Boyles said 100 employees have left the police department in the last three years. Of those, 93 were resignations, retirements or related to employee behavior, Boyles said. Seven were transfers. About three-fourths of that number, or 74, new employees have been hired in that time to replace the departing employees.

“There is no smoking gun in this,” Boyles said. “It was a combination of things that made me believe we were headed down the wrong direction.”

“The only issue for us, quite frankly, is whether we fire the city manager for firing the police chief. And I want to say very clearly that I think that the answer to that is no,” said councilor Lloyd Snook.

Snook has consistently said he upholds Boyles’ decision. Snook said he thinks it’s important to move forward from the decision to commit to a new and equitable style of policing.

“I think that we had gotten to a point at the end of August, where we had significant questions about whether we were going to end up with a police department in chaos. We need not go back and revisit that,” Snook said.

What you have to do: Continue the news passage about the city manager's dismissal of the police chief, picking up after its last quoted remark from councilor Snook.

Collected material:

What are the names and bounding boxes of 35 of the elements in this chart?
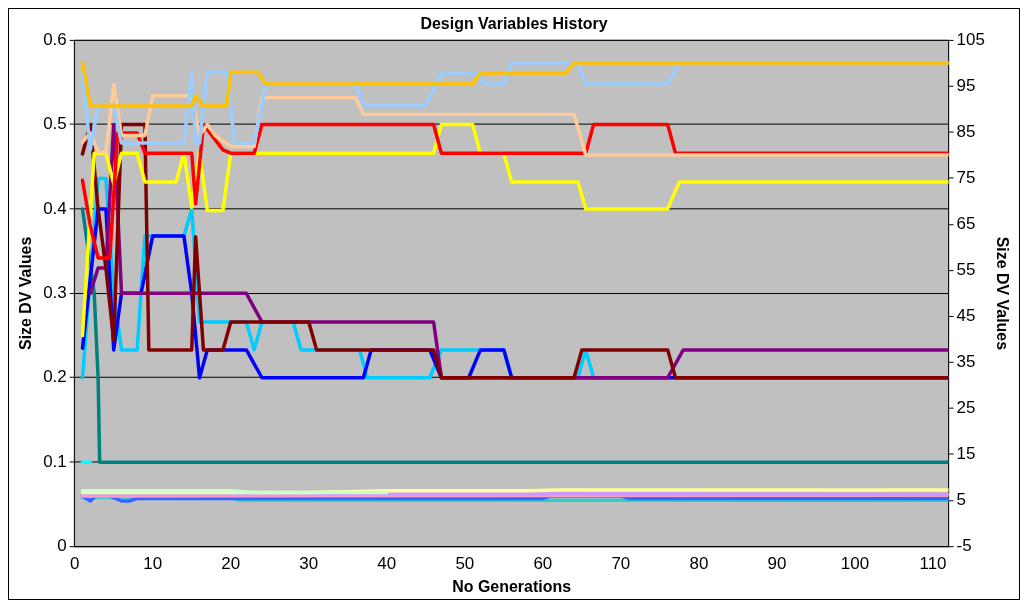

Answer for this exercise:
Walker said she is frustrated the other councilors didn’t have more questions if they really do care about equity. Brackney is a Black woman, and some community members as well as Walker have voiced concerns about how officers’ impressions of Brackney could be racist, sexist or both. Walker asked Boyles when he had access to the PBA survey and internal city survey. He said he received the PBA survey at the same time as the councilors in August and received the internal survey after that.

In a discussion prior to Walker playing the recording, Boyles said he was not confident in Wells’ intentions. He also said the survey was “very unscientific.”

“There was enough information in the surveys [to cause concern] … but I did not like the intention of the [PBA] surveys,” Boyles said.

He said he felt the survey was “intended to highlight Chief Brackney in a less than positive way.”

Boyles said he never discussed the survey results with Brackney.

“I wish I would’ve had a better relationship,” he said.

He said Brackney was “very good” about being transparent with him about issues going on in the department.

Hill said she believes there were factors other than the survey that influenced Boyles’ decision. She said she personally had concerns about Brackney based on incidents separate from those indicated in the surveys, specifically involving community members. She said Brackney had walked out of a city meeting Hill organized to connect with the department members of the Police Civilian Review Board when the board was created.

Boyles said he had a similar experience when Brackney left a meeting he held after she disagreed with points presented in the meeting, which he said “raised concerns” for him about the chief’s leadership.

Hill also gave the example of an incident in 2019 she thought inappropriate. A citizen sent an email to Brackney, and Brackney responded by CCing his employer.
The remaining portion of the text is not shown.